EXERCISE DETAILS -> Arrange every line of the records below as a Markdown table with two columns, Number and Record line, and skip any blank lines. Leave the pictures out of the table.

[Region boundary data]
* BEGIN *

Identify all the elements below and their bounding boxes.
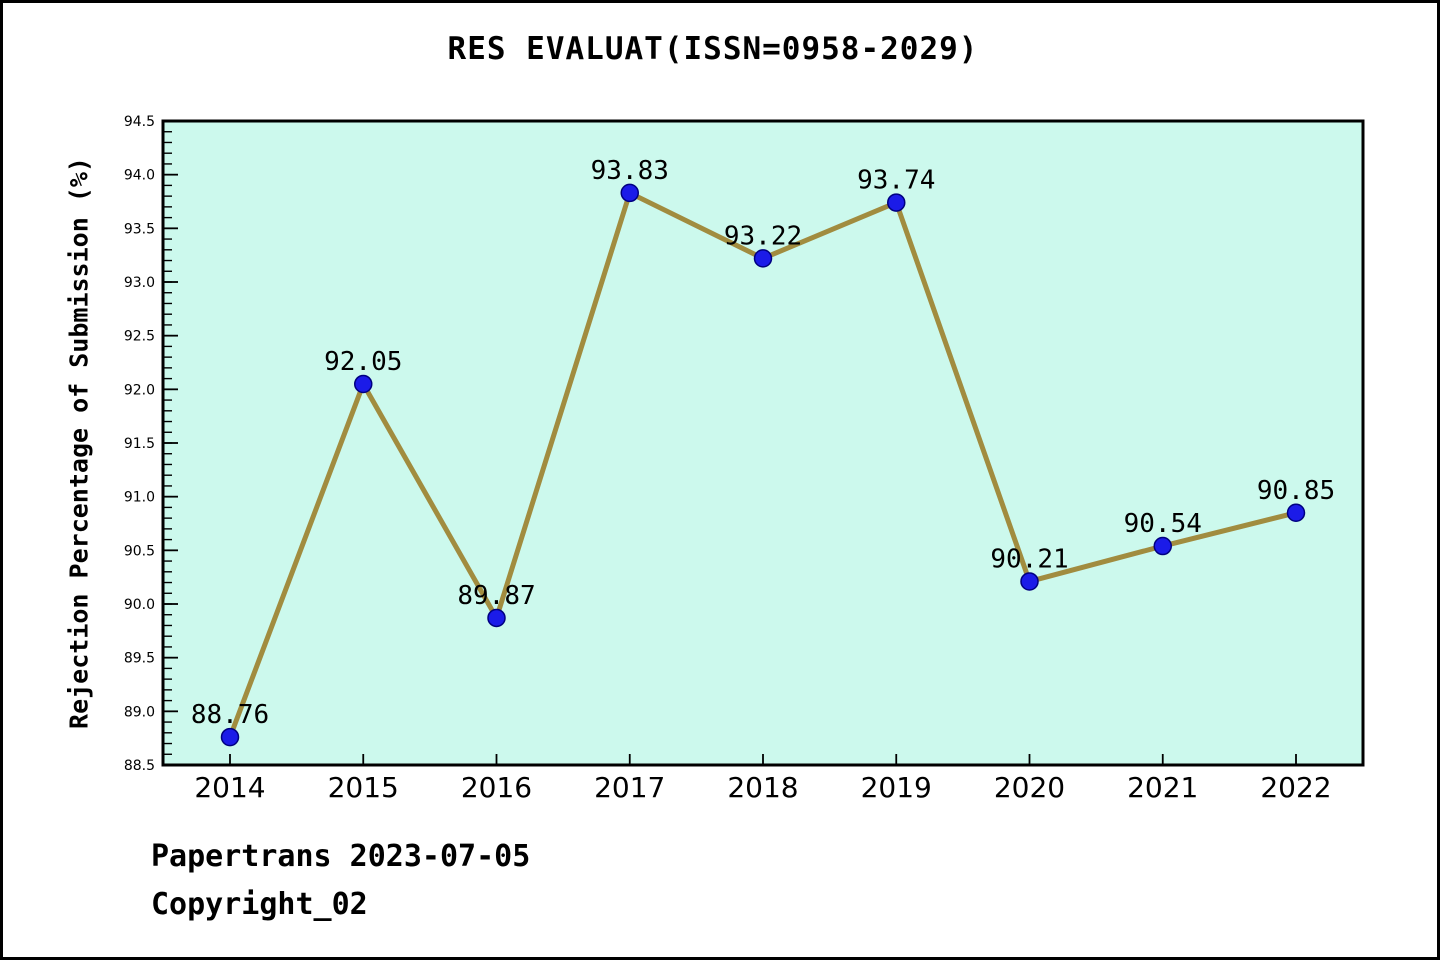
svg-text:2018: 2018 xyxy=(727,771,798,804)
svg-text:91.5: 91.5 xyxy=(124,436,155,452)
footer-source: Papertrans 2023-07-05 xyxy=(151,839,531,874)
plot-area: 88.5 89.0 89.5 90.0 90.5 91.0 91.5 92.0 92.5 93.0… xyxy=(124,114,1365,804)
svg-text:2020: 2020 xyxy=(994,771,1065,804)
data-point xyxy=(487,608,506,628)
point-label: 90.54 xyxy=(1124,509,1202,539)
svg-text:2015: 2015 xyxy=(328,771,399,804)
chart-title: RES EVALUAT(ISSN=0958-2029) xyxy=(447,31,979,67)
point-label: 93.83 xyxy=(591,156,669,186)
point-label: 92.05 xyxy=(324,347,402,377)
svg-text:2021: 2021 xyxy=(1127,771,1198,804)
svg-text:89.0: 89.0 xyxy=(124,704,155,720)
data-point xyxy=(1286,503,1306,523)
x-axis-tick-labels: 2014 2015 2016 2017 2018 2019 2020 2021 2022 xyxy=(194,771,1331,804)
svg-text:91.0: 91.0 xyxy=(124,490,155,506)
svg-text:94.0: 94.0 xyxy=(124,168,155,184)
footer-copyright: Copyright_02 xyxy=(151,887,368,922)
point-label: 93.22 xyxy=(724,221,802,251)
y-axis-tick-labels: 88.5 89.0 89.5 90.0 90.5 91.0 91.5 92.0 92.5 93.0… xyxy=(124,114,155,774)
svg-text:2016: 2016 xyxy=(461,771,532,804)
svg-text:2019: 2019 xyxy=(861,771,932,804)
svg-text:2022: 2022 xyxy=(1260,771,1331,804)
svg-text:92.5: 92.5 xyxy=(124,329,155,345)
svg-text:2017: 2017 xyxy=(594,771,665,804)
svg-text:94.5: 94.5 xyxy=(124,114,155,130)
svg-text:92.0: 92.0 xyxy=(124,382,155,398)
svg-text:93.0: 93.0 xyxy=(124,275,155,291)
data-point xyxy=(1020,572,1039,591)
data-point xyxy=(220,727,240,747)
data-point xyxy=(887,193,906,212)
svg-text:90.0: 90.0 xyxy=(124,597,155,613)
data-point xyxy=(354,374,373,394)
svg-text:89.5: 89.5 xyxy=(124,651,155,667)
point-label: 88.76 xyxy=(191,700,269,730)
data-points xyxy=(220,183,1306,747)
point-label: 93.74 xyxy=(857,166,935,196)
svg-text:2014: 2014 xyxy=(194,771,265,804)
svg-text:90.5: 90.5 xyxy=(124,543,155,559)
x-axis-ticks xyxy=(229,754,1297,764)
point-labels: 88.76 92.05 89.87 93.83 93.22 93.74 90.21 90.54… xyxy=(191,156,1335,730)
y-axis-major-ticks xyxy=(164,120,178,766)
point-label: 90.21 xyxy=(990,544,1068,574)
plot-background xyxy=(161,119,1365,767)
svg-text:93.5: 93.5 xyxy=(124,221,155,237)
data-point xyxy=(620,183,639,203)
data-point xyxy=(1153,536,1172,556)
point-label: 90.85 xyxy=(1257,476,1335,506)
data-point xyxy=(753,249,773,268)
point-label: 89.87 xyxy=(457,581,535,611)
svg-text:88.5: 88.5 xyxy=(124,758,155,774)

* END *

TASK OUTPUT ->
| Number | Record line |
|---|---|
| 1 | Identify all the elements below and their bounding boxes. |
| 2 | svg-text:2018: 2018 xyxy=(727,771,798,804) |
| 3 | svg-text:91.5: 91.5 xyxy=(124,436,155,452) |
| 4 | footer-source: Papertrans 2023-07-05 xyxy=(151,839,531,874) |
| 5 | plot-area: 88.5 89.0 89.5 90.0 90.5 91.0 91.5 92.0 92.5 93.0… xyxy=(124,114,1365,804) |
| 6 | svg-text:2020: 2020 xyxy=(994,771,1065,804) |
| 7 | data-point xyxy=(487,608,506,628) |
| 8 | point-label: 90.54 xyxy=(1124,509,1202,539) |
| 9 | svg-text:2015: 2015 xyxy=(328,771,399,804) |
| 10 | chart-title: RES EVALUAT(ISSN=0958-2029) xyxy=(447,31,979,67) |
| 11 | point-label: 93.83 xyxy=(591,156,669,186) |
| 12 | point-label: 92.05 xyxy=(324,347,402,377) |
| 13 | svg-text:2021: 2021 xyxy=(1127,771,1198,804) |
| 14 | svg-text:89.0: 89.0 xyxy=(124,704,155,720) |
| 15 | data-point xyxy=(1286,503,1306,523) |
| 16 | x-axis-tick-labels: 2014 2015 2016 2017 2018 2019 2020 2021 2022 xyxy=(194,771,1331,804) |
| 17 | svg-text:91.0: 91.0 xyxy=(124,490,155,506) |
| 18 | svg-text:94.0: 94.0 xyxy=(124,168,155,184) |
| 19 | footer-copyright: Copyright_02 xyxy=(151,887,368,922) |
| 20 | point-label: 93.22 xyxy=(724,221,802,251) |
| 21 | y-axis-tick-labels: 88.5 89.0 89.5 90.0 90.5 91.0 91.5 92.0 92.5 93.0… xyxy=(124,114,155,774) |
| 22 | svg-text:2016: 2016 xyxy=(461,771,532,804) |
| 23 | svg-text:2019: 2019 xyxy=(861,771,932,804) |
| 24 | svg-text:2022: 2022 xyxy=(1260,771,1331,804) |
| 25 | svg-text:92.5: 92.5 xyxy=(124,329,155,345) |
| 26 | svg-text:2017: 2017 xyxy=(594,771,665,804) |
| 27 | svg-text:94.5: 94.5 xyxy=(124,114,155,130) |
| 28 | svg-text:92.0: 92.0 xyxy=(124,382,155,398) |
| 29 | svg-text:93.0: 93.0 xyxy=(124,275,155,291) |
| 30 | data-point xyxy=(1020,572,1039,591) |
| 31 | data-point xyxy=(220,727,240,747) |
| 32 | data-point xyxy=(887,193,906,212) |
| 33 | svg-text:90.0: 90.0 xyxy=(124,597,155,613) |
| 34 | data-point xyxy=(354,374,373,394) |
| 35 | svg-text:89.5: 89.5 xyxy=(124,651,155,667) |
| 36 | point-label: 88.76 xyxy=(191,700,269,730) |
| 37 | data-points xyxy=(220,183,1306,747) |
| 38 | point-label: 93.74 xyxy=(857,166,935,196) |
| 39 | svg-text:2014: 2014 xyxy=(194,771,265,804) |
| 40 | svg-text:90.5: 90.5 xyxy=(124,543,155,559) |
| 41 | x-axis-ticks xyxy=(229,754,1297,764) |
| 42 | point-labels: 88.76 92.05 89.87 93.83 93.22 93.74 90.21 90.54… xyxy=(191,156,1335,730) |
| 43 | y-axis-major-ticks xyxy=(164,120,178,766) |
| 44 | point-label: 90.21 xyxy=(990,544,1068,574) |
| 45 | plot-background xyxy=(161,119,1365,767) |
| 46 | svg-text:93.5: 93.5 xyxy=(124,221,155,237) |
| 47 | data-point xyxy=(620,183,639,203) |
| 48 | data-point xyxy=(1153,536,1172,556) |
| 49 | point-label: 90.85 xyxy=(1257,476,1335,506) |
| 50 | data-point xyxy=(753,249,773,268) |
| 51 | point-label: 89.87 xyxy=(457,581,535,611) |
| 52 | svg-text:88.5: 88.5 xyxy=(124,758,155,774) |